#### [Directive]
Substitute "MUAY INTL" for every occurrence of "MUAY INT" in the items from the start through the line containing "main-nav: Motto Vision". Output only those lines, with nothing else changed.
====== Dataset extract ======
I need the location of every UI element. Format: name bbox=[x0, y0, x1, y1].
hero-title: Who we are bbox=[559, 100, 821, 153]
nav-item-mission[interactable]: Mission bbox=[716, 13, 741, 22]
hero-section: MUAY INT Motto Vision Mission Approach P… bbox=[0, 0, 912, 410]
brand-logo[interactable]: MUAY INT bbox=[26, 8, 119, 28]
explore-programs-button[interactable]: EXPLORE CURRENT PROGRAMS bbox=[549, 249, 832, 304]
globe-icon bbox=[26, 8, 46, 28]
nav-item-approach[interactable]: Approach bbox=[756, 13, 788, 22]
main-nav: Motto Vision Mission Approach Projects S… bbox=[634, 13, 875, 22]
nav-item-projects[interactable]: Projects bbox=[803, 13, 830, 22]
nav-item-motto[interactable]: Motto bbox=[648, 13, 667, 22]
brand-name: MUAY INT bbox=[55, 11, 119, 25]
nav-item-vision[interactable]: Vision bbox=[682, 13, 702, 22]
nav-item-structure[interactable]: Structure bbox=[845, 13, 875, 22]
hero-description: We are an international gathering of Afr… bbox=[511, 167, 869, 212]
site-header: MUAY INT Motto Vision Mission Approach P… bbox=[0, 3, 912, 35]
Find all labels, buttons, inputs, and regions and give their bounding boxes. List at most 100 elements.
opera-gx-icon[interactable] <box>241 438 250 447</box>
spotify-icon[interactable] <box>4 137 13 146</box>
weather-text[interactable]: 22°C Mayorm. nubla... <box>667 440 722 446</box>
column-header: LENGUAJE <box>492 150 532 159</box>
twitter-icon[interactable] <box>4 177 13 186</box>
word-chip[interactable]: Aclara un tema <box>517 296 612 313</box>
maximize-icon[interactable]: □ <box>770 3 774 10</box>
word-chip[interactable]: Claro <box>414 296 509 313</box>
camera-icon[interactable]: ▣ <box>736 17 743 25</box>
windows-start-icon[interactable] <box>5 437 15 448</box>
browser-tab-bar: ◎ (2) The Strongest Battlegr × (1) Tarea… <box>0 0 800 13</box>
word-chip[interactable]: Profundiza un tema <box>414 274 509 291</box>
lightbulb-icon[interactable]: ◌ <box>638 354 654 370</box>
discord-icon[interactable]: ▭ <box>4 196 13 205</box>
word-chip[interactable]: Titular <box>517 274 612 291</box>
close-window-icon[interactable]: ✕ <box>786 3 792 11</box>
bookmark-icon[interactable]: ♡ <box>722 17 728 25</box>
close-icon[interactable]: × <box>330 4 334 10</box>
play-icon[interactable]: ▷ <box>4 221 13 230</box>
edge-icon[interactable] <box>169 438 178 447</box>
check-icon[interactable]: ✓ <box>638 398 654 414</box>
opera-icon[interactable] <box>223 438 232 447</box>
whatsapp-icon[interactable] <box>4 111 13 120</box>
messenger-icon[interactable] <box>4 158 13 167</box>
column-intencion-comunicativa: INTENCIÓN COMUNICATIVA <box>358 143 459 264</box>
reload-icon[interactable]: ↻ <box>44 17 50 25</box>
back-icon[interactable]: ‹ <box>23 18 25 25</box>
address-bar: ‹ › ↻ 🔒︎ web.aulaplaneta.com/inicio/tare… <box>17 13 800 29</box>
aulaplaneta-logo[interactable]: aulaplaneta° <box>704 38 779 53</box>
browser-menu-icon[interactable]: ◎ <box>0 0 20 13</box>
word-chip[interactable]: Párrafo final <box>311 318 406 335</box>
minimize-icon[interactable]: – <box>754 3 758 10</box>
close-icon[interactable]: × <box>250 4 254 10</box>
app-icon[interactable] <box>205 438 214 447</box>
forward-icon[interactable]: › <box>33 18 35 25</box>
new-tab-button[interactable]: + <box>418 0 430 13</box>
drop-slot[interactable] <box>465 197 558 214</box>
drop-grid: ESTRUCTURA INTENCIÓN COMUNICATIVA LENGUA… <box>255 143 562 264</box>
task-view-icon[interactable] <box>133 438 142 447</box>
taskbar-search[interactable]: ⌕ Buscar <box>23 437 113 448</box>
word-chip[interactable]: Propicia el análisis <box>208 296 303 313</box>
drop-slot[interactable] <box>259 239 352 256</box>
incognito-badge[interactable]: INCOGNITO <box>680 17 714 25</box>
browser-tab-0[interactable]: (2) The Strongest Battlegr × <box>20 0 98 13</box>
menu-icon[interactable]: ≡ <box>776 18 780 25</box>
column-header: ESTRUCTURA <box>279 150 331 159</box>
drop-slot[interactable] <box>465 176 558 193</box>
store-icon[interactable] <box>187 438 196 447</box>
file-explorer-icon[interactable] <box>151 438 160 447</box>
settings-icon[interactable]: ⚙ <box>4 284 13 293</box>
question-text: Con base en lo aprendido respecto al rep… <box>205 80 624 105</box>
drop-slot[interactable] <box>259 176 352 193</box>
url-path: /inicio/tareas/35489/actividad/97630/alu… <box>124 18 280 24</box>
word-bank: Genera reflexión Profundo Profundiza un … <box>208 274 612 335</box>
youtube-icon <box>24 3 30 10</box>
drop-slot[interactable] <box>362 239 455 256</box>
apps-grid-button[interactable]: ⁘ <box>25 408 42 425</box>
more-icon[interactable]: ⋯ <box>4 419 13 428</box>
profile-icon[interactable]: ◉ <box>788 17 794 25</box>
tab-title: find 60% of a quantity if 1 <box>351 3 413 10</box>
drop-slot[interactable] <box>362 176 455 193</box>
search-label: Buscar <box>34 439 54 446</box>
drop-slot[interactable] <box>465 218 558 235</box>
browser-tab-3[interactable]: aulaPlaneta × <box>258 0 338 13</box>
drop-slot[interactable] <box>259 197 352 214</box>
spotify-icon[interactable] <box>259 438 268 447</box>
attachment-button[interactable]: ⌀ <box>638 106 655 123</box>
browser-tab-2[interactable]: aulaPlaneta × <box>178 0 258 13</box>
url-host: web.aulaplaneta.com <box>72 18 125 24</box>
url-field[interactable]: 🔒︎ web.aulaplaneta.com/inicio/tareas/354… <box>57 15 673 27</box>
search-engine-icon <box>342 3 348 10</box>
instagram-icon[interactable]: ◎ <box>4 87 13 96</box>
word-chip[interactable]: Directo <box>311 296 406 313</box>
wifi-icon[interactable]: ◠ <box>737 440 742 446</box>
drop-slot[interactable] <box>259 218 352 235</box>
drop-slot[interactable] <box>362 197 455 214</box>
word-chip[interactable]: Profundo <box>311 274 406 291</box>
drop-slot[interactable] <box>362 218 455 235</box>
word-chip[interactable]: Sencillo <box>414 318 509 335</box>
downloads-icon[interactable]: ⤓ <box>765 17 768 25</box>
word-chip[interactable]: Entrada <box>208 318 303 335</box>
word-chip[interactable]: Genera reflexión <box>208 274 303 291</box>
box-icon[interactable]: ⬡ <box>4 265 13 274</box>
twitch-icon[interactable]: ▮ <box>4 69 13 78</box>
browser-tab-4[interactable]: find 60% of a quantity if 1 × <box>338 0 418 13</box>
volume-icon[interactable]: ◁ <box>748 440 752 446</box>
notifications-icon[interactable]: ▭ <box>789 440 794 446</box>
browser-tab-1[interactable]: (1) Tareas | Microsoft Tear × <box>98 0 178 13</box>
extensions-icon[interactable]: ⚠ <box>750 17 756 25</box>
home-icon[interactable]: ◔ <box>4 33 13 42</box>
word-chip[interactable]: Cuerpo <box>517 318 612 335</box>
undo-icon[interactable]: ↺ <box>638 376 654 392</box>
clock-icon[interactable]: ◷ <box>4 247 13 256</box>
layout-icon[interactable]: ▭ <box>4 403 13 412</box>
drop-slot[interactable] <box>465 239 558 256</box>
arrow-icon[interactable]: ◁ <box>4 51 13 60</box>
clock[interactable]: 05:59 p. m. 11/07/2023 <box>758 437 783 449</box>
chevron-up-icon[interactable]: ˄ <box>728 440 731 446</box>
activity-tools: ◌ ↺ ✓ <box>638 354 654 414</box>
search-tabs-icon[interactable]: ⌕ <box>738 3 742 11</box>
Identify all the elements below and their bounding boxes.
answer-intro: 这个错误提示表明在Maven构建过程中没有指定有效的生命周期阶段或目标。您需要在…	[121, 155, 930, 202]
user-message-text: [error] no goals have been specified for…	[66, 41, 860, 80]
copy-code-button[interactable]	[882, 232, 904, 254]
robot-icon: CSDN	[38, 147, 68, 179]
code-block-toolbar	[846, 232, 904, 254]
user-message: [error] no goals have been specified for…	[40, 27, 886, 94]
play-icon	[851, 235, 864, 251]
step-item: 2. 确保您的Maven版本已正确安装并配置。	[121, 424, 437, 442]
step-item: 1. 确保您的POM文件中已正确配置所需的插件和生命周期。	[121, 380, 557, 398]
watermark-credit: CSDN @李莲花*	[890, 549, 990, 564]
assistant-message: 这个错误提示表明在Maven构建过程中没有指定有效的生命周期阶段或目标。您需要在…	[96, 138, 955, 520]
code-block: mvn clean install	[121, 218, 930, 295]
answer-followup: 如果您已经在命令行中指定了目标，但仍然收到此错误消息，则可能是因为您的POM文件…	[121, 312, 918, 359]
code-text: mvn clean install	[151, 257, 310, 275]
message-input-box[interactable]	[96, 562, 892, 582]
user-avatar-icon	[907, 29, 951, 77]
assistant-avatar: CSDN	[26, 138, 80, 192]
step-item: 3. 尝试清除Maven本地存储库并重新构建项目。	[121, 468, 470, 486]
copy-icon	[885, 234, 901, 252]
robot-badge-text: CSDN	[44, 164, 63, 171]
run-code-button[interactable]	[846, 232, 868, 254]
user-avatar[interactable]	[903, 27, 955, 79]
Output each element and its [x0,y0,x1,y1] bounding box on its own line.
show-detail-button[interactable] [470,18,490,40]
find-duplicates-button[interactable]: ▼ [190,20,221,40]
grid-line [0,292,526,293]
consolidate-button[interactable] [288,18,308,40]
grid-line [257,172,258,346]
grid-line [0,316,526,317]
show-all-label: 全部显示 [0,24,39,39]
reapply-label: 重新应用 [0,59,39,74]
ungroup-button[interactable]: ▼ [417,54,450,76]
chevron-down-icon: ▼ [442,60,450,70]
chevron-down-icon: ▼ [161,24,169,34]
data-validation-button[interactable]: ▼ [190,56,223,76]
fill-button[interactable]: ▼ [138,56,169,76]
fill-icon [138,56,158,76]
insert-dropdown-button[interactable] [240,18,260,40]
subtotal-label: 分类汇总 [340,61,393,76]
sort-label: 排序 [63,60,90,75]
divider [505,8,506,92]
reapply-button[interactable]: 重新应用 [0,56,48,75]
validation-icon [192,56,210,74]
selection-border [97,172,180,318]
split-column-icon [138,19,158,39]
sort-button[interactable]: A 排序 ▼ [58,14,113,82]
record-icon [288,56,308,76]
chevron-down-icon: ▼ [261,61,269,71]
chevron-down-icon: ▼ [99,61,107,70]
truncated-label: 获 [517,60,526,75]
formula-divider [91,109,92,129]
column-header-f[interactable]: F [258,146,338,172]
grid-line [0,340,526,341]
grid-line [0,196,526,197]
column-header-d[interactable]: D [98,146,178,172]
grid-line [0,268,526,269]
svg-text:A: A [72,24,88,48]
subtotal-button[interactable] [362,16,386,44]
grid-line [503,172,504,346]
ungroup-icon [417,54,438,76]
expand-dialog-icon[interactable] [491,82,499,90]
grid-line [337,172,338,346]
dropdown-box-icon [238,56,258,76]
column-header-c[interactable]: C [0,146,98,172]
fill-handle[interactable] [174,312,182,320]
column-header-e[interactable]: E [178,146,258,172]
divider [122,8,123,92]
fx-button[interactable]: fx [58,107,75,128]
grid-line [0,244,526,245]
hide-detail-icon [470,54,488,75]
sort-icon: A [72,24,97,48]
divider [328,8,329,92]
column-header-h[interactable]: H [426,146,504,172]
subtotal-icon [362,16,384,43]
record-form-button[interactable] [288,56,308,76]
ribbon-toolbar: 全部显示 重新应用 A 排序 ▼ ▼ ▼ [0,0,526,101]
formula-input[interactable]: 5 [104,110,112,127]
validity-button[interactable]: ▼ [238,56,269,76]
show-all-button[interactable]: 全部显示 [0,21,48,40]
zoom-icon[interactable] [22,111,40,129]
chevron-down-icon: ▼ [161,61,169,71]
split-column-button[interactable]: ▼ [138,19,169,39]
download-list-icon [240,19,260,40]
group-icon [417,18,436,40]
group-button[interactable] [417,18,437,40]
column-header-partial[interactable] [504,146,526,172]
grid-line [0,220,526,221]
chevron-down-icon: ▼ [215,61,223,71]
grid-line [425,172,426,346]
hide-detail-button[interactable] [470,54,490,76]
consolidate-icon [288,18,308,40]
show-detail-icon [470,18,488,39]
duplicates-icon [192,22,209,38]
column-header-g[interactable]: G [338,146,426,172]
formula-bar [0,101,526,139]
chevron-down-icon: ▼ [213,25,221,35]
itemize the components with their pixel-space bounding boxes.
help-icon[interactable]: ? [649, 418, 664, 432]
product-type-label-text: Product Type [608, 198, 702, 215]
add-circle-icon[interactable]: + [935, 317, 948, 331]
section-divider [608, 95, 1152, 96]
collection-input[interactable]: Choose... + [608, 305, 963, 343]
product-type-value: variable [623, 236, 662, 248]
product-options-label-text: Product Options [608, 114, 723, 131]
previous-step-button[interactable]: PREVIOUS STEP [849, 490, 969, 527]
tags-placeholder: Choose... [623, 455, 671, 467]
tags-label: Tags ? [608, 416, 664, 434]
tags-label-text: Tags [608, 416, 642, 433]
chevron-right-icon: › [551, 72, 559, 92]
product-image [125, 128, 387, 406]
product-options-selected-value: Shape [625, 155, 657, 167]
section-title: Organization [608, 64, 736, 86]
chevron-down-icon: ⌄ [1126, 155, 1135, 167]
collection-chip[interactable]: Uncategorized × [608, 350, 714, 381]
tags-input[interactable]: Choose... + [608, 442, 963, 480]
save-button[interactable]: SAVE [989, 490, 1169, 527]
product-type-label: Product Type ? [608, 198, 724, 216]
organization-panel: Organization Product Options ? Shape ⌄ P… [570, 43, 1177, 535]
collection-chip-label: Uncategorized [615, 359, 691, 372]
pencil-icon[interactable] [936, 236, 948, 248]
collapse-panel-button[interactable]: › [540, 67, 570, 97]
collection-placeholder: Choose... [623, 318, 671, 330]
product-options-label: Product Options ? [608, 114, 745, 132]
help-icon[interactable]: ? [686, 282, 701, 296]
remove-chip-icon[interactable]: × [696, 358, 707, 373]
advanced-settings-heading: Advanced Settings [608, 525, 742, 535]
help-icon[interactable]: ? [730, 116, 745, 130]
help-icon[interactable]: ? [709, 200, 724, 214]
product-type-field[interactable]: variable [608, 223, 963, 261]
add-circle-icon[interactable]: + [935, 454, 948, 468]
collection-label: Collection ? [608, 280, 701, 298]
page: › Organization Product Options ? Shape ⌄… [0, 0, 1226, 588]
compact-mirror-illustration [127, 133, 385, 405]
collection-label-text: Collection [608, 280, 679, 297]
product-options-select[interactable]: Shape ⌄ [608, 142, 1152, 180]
======
#### [Correct output]
I need the location of every UI element. Format: name bbox=[x0, y0, x1, y1].
hero-title: Who we are bbox=[559, 100, 821, 153]
nav-item-mission[interactable]: Mission bbox=[716, 13, 741, 22]
hero-section: MUAY INTL Motto Vision Mission Approach P… bbox=[0, 0, 912, 410]
brand-logo[interactable]: MUAY INTL bbox=[26, 8, 119, 28]
explore-programs-button[interactable]: EXPLORE CURRENT PROGRAMS bbox=[549, 249, 832, 304]
globe-icon bbox=[26, 8, 46, 28]
nav-item-approach[interactable]: Approach bbox=[756, 13, 788, 22]
main-nav: Motto Vision Mission Approach Projects S… bbox=[634, 13, 875, 22]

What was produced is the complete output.